Problem details —
In the entries that follow, how many lines contain "times"? Answer with the number only.

Saved data entries
%%

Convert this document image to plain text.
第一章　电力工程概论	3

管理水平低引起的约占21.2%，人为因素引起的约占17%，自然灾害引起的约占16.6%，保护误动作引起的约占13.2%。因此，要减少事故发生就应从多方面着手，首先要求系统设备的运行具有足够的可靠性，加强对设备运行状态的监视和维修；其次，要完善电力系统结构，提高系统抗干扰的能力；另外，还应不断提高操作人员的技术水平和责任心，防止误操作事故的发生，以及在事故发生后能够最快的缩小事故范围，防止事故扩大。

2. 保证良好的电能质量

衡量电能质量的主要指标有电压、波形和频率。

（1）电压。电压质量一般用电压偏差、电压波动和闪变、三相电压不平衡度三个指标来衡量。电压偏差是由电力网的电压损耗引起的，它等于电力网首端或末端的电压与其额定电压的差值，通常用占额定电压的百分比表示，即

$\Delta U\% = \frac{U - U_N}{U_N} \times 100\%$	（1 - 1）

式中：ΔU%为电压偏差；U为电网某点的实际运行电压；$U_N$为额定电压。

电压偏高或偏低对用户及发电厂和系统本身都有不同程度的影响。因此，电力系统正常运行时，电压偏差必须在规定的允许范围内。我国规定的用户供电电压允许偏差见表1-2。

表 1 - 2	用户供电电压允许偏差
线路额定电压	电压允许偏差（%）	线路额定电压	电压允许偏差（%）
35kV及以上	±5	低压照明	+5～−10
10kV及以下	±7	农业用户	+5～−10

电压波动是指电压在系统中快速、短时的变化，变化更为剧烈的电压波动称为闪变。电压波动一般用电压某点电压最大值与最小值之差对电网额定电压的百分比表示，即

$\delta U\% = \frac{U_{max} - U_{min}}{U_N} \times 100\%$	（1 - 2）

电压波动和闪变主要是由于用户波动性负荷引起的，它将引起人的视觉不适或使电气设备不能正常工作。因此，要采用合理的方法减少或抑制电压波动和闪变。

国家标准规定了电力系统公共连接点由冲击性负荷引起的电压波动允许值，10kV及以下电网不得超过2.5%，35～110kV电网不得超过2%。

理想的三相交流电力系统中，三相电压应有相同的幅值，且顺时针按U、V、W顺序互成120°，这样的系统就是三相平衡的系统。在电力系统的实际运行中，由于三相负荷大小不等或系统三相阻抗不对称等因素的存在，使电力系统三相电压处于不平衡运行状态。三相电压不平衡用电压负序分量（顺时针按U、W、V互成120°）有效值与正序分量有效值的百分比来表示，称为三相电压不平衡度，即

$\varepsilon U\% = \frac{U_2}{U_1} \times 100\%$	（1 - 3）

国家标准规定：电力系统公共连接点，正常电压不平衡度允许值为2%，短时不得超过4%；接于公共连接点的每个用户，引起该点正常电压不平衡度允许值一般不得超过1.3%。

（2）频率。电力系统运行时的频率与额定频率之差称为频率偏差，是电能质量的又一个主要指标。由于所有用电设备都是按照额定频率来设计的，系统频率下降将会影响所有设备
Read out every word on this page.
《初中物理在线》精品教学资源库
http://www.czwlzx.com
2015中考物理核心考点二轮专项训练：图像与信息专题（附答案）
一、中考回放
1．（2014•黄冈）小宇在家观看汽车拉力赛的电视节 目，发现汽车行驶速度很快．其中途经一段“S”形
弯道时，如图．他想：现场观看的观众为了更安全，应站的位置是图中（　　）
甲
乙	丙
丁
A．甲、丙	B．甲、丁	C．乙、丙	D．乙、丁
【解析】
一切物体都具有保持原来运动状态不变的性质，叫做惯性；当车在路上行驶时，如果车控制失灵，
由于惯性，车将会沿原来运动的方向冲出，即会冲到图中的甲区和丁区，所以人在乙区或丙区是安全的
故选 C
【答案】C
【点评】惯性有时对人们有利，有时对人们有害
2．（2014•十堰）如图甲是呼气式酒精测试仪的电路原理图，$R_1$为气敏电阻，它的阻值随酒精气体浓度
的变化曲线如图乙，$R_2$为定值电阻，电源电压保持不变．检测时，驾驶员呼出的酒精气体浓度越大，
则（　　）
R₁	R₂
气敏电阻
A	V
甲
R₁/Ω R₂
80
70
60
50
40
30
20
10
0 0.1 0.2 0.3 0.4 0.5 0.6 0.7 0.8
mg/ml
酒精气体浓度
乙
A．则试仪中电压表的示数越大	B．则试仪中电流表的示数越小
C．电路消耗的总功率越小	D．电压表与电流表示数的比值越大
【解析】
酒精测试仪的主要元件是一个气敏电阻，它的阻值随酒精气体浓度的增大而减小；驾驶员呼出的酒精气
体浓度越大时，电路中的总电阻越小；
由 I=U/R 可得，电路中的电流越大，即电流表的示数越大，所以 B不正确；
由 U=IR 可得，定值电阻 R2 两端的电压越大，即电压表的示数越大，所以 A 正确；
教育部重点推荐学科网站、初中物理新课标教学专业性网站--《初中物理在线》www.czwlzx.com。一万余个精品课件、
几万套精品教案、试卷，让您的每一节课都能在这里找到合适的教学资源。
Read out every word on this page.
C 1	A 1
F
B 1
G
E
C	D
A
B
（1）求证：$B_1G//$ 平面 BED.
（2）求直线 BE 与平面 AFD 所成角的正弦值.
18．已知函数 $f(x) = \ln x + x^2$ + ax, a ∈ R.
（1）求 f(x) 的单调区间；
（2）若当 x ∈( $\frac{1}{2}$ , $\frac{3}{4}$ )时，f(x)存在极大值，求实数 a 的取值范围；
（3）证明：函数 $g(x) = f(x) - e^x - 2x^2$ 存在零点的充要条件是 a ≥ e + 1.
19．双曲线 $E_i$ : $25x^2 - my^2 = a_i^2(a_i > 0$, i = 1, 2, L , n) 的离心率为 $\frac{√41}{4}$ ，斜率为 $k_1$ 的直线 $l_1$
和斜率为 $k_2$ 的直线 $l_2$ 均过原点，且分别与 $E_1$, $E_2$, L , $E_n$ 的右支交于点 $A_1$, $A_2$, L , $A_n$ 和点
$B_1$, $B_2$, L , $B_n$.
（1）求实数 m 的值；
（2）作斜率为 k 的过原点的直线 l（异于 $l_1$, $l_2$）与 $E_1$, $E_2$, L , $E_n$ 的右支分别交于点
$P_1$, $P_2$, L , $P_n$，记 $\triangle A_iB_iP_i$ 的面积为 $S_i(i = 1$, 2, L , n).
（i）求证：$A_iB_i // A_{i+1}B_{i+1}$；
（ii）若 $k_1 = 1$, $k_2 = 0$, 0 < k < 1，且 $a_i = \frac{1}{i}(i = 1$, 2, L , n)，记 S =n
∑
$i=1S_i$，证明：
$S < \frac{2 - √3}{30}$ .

%%

Result of the exercise —
3